# EXERCISE BRIEF
Print the entries in full, word for word, but not the pictures.

# EXERCISE DATA
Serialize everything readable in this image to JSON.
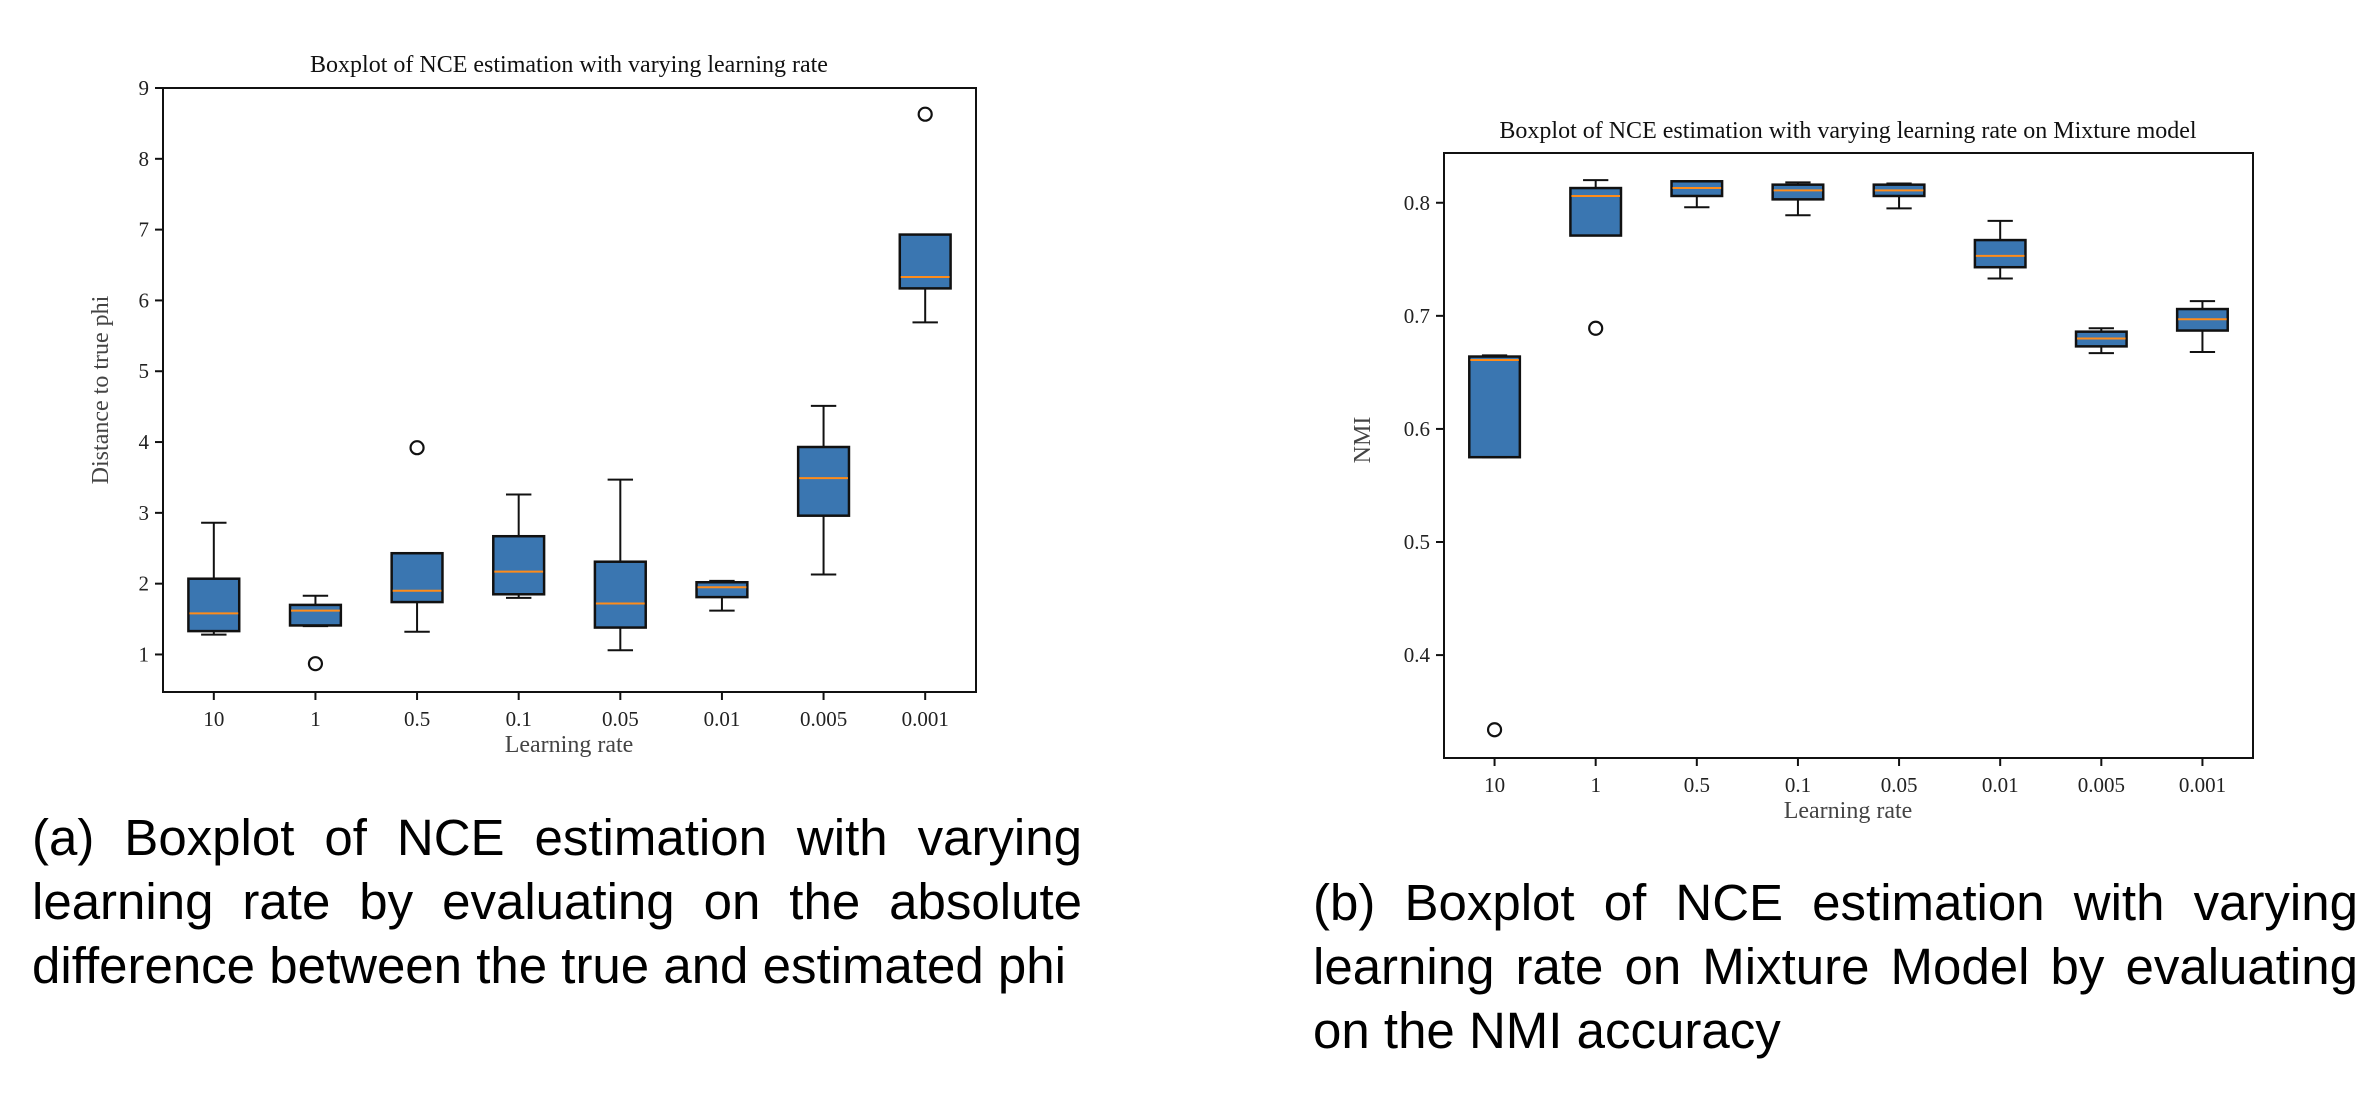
{
  "chart_data": [
    {
      "type": "boxplot",
      "title": "Boxplot of NCE estimation with varying learning rate",
      "xlabel": "Learning rate",
      "ylabel": "Distance to true phi",
      "categories": [
        "10",
        "1",
        "0.5",
        "0.1",
        "0.05",
        "0.01",
        "0.005",
        "0.001"
      ],
      "ylim": [
        0.47,
        9.0
      ],
      "yticks": [
        1,
        2,
        3,
        4,
        5,
        6,
        7,
        8,
        9
      ],
      "ytick_labels": [
        "1",
        "2",
        "3",
        "4",
        "5",
        "6",
        "7",
        "8",
        "9"
      ],
      "grid": false,
      "box_color": "#3a76b1",
      "median_color": "#ff8c1a",
      "boxes": [
        {
          "label": "10",
          "whislo": 1.28,
          "q1": 1.33,
          "med": 1.58,
          "q3": 2.07,
          "whishi": 2.86,
          "fliers": []
        },
        {
          "label": "1",
          "whislo": 1.4,
          "q1": 1.41,
          "med": 1.62,
          "q3": 1.7,
          "whishi": 1.83,
          "fliers": [
            0.87
          ]
        },
        {
          "label": "0.5",
          "whislo": 1.32,
          "q1": 1.74,
          "med": 1.9,
          "q3": 2.43,
          "whishi": 2.43,
          "fliers": [
            3.92
          ]
        },
        {
          "label": "0.1",
          "whislo": 1.8,
          "q1": 1.85,
          "med": 2.17,
          "q3": 2.67,
          "whishi": 3.26,
          "fliers": []
        },
        {
          "label": "0.05",
          "whislo": 1.06,
          "q1": 1.38,
          "med": 1.72,
          "q3": 2.31,
          "whishi": 3.47,
          "fliers": []
        },
        {
          "label": "0.01",
          "whislo": 1.62,
          "q1": 1.81,
          "med": 1.95,
          "q3": 2.02,
          "whishi": 2.04,
          "fliers": []
        },
        {
          "label": "0.005",
          "whislo": 2.13,
          "q1": 2.96,
          "med": 3.49,
          "q3": 3.93,
          "whishi": 4.51,
          "fliers": []
        },
        {
          "label": "0.001",
          "whislo": 5.69,
          "q1": 6.17,
          "med": 6.33,
          "q3": 6.93,
          "whishi": 6.93,
          "fliers": [
            8.63
          ]
        }
      ]
    },
    {
      "type": "boxplot",
      "title": "Boxplot of NCE estimation with varying learning rate on Mixture model",
      "xlabel": "Learning rate",
      "ylabel": "NMI",
      "categories": [
        "10",
        "1",
        "0.5",
        "0.1",
        "0.05",
        "0.01",
        "0.005",
        "0.001"
      ],
      "ylim": [
        0.309,
        0.844
      ],
      "yticks": [
        0.4,
        0.5,
        0.6,
        0.7,
        0.8
      ],
      "ytick_labels": [
        "0.4",
        "0.5",
        "0.6",
        "0.7",
        "0.8"
      ],
      "grid": false,
      "box_color": "#3a76b1",
      "median_color": "#ff8c1a",
      "boxes": [
        {
          "label": "10",
          "whislo": 0.575,
          "q1": 0.575,
          "med": 0.661,
          "q3": 0.664,
          "whishi": 0.665,
          "fliers": [
            0.334
          ]
        },
        {
          "label": "1",
          "whislo": 0.771,
          "q1": 0.771,
          "med": 0.806,
          "q3": 0.813,
          "whishi": 0.82,
          "fliers": [
            0.689
          ]
        },
        {
          "label": "0.5",
          "whislo": 0.796,
          "q1": 0.806,
          "med": 0.813,
          "q3": 0.819,
          "whishi": 0.819,
          "fliers": []
        },
        {
          "label": "0.1",
          "whislo": 0.789,
          "q1": 0.803,
          "med": 0.811,
          "q3": 0.816,
          "whishi": 0.818,
          "fliers": []
        },
        {
          "label": "0.05",
          "whislo": 0.795,
          "q1": 0.806,
          "med": 0.811,
          "q3": 0.816,
          "whishi": 0.817,
          "fliers": []
        },
        {
          "label": "0.01",
          "whislo": 0.733,
          "q1": 0.743,
          "med": 0.753,
          "q3": 0.767,
          "whishi": 0.784,
          "fliers": []
        },
        {
          "label": "0.005",
          "whislo": 0.667,
          "q1": 0.673,
          "med": 0.68,
          "q3": 0.686,
          "whishi": 0.689,
          "fliers": []
        },
        {
          "label": "0.001",
          "whislo": 0.668,
          "q1": 0.687,
          "med": 0.697,
          "q3": 0.706,
          "whishi": 0.713,
          "fliers": []
        }
      ]
    }
  ],
  "captions": {
    "a": "(a) Boxplot of NCE estimation with varying learning rate by evaluating on the absolute difference between the true and estimated phi",
    "b": "(b) Boxplot of NCE estimation with varying learning rate on Mixture Model by evaluating on the NMI accuracy"
  }
}
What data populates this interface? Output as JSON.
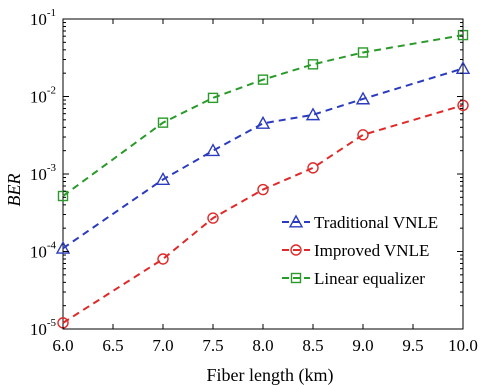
{
  "chart_data": {
    "type": "line",
    "xlabel": "Fiber length (km)",
    "ylabel": "BER",
    "yscale": "log",
    "xlim": [
      6.0,
      10.0
    ],
    "ylim": [
      1e-05,
      0.1
    ],
    "grid": false,
    "legend_position": "bottom-right",
    "x_ticks": [
      "6.0",
      "6.5",
      "7.0",
      "7.5",
      "8.0",
      "8.5",
      "9.0",
      "9.5",
      "10.0"
    ],
    "y_ticks": [
      {
        "base": "10",
        "exp": "-5",
        "value": 1e-05
      },
      {
        "base": "10",
        "exp": "-4",
        "value": 0.0001
      },
      {
        "base": "10",
        "exp": "-3",
        "value": 0.001
      },
      {
        "base": "10",
        "exp": "-2",
        "value": 0.01
      },
      {
        "base": "10",
        "exp": "-1",
        "value": 0.1
      }
    ],
    "series": [
      {
        "name": "Traditional VNLE",
        "color": "#2b3bbf",
        "marker": "triangle",
        "x": [
          6.0,
          7.0,
          7.5,
          8.0,
          8.5,
          9.0,
          10.0
        ],
        "y": [
          0.00011,
          0.00085,
          0.002,
          0.0045,
          0.0058,
          0.0093,
          0.023
        ]
      },
      {
        "name": "Improved VNLE",
        "color": "#e02a2a",
        "marker": "circle",
        "x": [
          6.0,
          7.0,
          7.5,
          8.0,
          8.5,
          9.0,
          10.0
        ],
        "y": [
          1.2e-05,
          8e-05,
          0.00027,
          0.00063,
          0.0012,
          0.0032,
          0.0077
        ]
      },
      {
        "name": "Linear equalizer",
        "color": "#2a9a2a",
        "marker": "square",
        "x": [
          6.0,
          7.0,
          7.5,
          8.0,
          8.5,
          9.0,
          10.0
        ],
        "y": [
          0.00052,
          0.0046,
          0.0096,
          0.0165,
          0.026,
          0.037,
          0.062
        ]
      }
    ]
  }
}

# FULL OUTPUT
Serialize everything readable in this image to JSON.
{
  "chart_data": [
    {
      "type": "boxplot",
      "title": "Boxplot of NCE estimation with varying learning rate",
      "xlabel": "Learning rate",
      "ylabel": "Distance to true phi",
      "categories": [
        "10",
        "1",
        "0.5",
        "0.1",
        "0.05",
        "0.01",
        "0.005",
        "0.001"
      ],
      "ylim": [
        0.47,
        9.0
      ],
      "yticks": [
        1,
        2,
        3,
        4,
        5,
        6,
        7,
        8,
        9
      ],
      "ytick_labels": [
        "1",
        "2",
        "3",
        "4",
        "5",
        "6",
        "7",
        "8",
        "9"
      ],
      "grid": false,
      "box_color": "#3a76b1",
      "median_color": "#ff8c1a",
      "boxes": [
        {
          "label": "10",
          "whislo": 1.28,
          "q1": 1.33,
          "med": 1.58,
          "q3": 2.07,
          "whishi": 2.86,
          "fliers": []
        },
        {
          "label": "1",
          "whislo": 1.4,
          "q1": 1.41,
          "med": 1.62,
          "q3": 1.7,
          "whishi": 1.83,
          "fliers": [
            0.87
          ]
        },
        {
          "label": "0.5",
          "whislo": 1.32,
          "q1": 1.74,
          "med": 1.9,
          "q3": 2.43,
          "whishi": 2.43,
          "fliers": [
            3.92
          ]
        },
        {
          "label": "0.1",
          "whislo": 1.8,
          "q1": 1.85,
          "med": 2.17,
          "q3": 2.67,
          "whishi": 3.26,
          "fliers": []
        },
        {
          "label": "0.05",
          "whislo": 1.06,
          "q1": 1.38,
          "med": 1.72,
          "q3": 2.31,
          "whishi": 3.47,
          "fliers": []
        },
        {
          "label": "0.01",
          "whislo": 1.62,
          "q1": 1.81,
          "med": 1.95,
          "q3": 2.02,
          "whishi": 2.04,
          "fliers": []
        },
        {
          "label": "0.005",
          "whislo": 2.13,
          "q1": 2.96,
          "med": 3.49,
          "q3": 3.93,
          "whishi": 4.51,
          "fliers": []
        },
        {
          "label": "0.001",
          "whislo": 5.69,
          "q1": 6.17,
          "med": 6.33,
          "q3": 6.93,
          "whishi": 6.93,
          "fliers": [
            8.63
          ]
        }
      ]
    },
    {
      "type": "boxplot",
      "title": "Boxplot of NCE estimation with varying learning rate on Mixture model",
      "xlabel": "Learning rate",
      "ylabel": "NMI",
      "categories": [
        "10",
        "1",
        "0.5",
        "0.1",
        "0.05",
        "0.01",
        "0.005",
        "0.001"
      ],
      "ylim": [
        0.309,
        0.844
      ],
      "yticks": [
        0.4,
        0.5,
        0.6,
        0.7,
        0.8
      ],
      "ytick_labels": [
        "0.4",
        "0.5",
        "0.6",
        "0.7",
        "0.8"
      ],
      "grid": false,
      "box_color": "#3a76b1",
      "median_color": "#ff8c1a",
      "boxes": [
        {
          "label": "10",
          "whislo": 0.575,
          "q1": 0.575,
          "med": 0.661,
          "q3": 0.664,
          "whishi": 0.665,
          "fliers": [
            0.334
          ]
        },
        {
          "label": "1",
          "whislo": 0.771,
          "q1": 0.771,
          "med": 0.806,
          "q3": 0.813,
          "whishi": 0.82,
          "fliers": [
            0.689
          ]
        },
        {
          "label": "0.5",
          "whislo": 0.796,
          "q1": 0.806,
          "med": 0.813,
          "q3": 0.819,
          "whishi": 0.819,
          "fliers": []
        },
        {
          "label": "0.1",
          "whislo": 0.789,
          "q1": 0.803,
          "med": 0.811,
          "q3": 0.816,
          "whishi": 0.818,
          "fliers": []
        },
        {
          "label": "0.05",
          "whislo": 0.795,
          "q1": 0.806,
          "med": 0.811,
          "q3": 0.816,
          "whishi": 0.817,
          "fliers": []
        },
        {
          "label": "0.01",
          "whislo": 0.733,
          "q1": 0.743,
          "med": 0.753,
          "q3": 0.767,
          "whishi": 0.784,
          "fliers": []
        },
        {
          "label": "0.005",
          "whislo": 0.667,
          "q1": 0.673,
          "med": 0.68,
          "q3": 0.686,
          "whishi": 0.689,
          "fliers": []
        },
        {
          "label": "0.001",
          "whislo": 0.668,
          "q1": 0.687,
          "med": 0.697,
          "q3": 0.706,
          "whishi": 0.713,
          "fliers": []
        }
      ]
    }
  ],
  "captions": {
    "a": "(a) Boxplot of NCE estimation with varying learning rate by evaluating on the absolute difference between the true and estimated phi",
    "b": "(b) Boxplot of NCE estimation with varying learning rate on Mixture Model by evaluating on the NMI accuracy"
  }
}
What data populates this interface? Output as JSON.
{
  "chart_data": {
    "type": "line",
    "xlabel": "Fiber length (km)",
    "ylabel": "BER",
    "yscale": "log",
    "xlim": [
      6.0,
      10.0
    ],
    "ylim": [
      1e-05,
      0.1
    ],
    "grid": false,
    "legend_position": "bottom-right",
    "x_ticks": [
      "6.0",
      "6.5",
      "7.0",
      "7.5",
      "8.0",
      "8.5",
      "9.0",
      "9.5",
      "10.0"
    ],
    "y_ticks": [
      {
        "base": "10",
        "exp": "-5",
        "value": 1e-05
      },
      {
        "base": "10",
        "exp": "-4",
        "value": 0.0001
      },
      {
        "base": "10",
        "exp": "-3",
        "value": 0.001
      },
      {
        "base": "10",
        "exp": "-2",
        "value": 0.01
      },
      {
        "base": "10",
        "exp": "-1",
        "value": 0.1
      }
    ],
    "series": [
      {
        "name": "Traditional VNLE",
        "color": "#2b3bbf",
        "marker": "triangle",
        "x": [
          6.0,
          7.0,
          7.5,
          8.0,
          8.5,
          9.0,
          10.0
        ],
        "y": [
          0.00011,
          0.00085,
          0.002,
          0.0045,
          0.0058,
          0.0093,
          0.023
        ]
      },
      {
        "name": "Improved VNLE",
        "color": "#e02a2a",
        "marker": "circle",
        "x": [
          6.0,
          7.0,
          7.5,
          8.0,
          8.5,
          9.0,
          10.0
        ],
        "y": [
          1.2e-05,
          8e-05,
          0.00027,
          0.00063,
          0.0012,
          0.0032,
          0.0077
        ]
      },
      {
        "name": "Linear equalizer",
        "color": "#2a9a2a",
        "marker": "square",
        "x": [
          6.0,
          7.0,
          7.5,
          8.0,
          8.5,
          9.0,
          10.0
        ],
        "y": [
          0.00052,
          0.0046,
          0.0096,
          0.0165,
          0.026,
          0.037,
          0.062
        ]
      }
    ]
  }
}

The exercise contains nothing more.